Stored records:
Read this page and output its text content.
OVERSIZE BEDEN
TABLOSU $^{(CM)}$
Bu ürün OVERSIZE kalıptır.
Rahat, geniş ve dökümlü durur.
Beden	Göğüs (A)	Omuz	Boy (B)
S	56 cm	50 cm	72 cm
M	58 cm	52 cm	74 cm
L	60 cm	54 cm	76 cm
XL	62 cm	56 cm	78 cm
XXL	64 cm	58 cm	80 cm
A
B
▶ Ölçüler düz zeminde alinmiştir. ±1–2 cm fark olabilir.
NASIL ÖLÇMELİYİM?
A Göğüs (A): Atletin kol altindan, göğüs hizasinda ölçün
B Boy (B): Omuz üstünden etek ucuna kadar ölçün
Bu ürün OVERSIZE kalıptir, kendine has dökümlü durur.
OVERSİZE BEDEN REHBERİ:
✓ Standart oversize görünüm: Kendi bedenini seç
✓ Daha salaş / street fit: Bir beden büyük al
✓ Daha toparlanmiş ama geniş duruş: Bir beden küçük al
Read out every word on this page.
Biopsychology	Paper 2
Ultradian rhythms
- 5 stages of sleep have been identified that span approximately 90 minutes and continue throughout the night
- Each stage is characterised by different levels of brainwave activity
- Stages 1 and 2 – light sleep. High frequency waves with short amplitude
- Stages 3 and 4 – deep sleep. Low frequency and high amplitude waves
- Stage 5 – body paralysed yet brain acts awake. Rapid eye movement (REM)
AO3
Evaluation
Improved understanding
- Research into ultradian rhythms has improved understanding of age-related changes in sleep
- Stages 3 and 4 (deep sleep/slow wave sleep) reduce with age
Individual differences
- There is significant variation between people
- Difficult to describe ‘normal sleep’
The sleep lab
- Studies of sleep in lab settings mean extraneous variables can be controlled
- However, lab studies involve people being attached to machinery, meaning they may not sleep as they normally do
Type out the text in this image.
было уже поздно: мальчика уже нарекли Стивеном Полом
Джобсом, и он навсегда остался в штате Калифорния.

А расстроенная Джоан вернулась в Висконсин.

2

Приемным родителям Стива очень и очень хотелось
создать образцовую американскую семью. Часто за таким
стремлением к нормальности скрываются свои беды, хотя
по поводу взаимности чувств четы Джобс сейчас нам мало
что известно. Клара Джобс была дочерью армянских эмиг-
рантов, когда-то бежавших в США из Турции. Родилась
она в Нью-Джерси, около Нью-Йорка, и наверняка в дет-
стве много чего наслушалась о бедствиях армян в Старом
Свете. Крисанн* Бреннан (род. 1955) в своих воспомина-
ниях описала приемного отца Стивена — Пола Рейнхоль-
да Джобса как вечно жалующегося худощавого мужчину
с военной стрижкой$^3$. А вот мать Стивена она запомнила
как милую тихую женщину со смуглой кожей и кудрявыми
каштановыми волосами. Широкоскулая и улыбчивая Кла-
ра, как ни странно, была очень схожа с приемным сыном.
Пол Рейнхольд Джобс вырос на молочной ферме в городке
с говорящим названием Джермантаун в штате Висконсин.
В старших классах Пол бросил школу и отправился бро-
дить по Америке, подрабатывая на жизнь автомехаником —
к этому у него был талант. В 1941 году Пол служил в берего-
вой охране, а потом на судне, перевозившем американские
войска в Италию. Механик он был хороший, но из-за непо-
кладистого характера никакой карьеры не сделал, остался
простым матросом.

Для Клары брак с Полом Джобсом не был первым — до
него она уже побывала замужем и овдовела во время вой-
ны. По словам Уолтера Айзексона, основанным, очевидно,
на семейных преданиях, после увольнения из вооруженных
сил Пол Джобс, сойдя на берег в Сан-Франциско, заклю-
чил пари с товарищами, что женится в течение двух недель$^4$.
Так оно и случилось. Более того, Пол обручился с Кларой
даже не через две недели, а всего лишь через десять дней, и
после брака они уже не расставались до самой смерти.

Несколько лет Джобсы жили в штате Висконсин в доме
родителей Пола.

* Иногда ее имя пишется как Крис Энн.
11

Exercise directions:
In the material above, find the lines that contain "Daha" and show them.

Output of the exercise:
✓ Daha salaş / street fit: Bir beden büyük al
✓ Daha toparlanmiş ama geniş duruş: Bir beden küçük al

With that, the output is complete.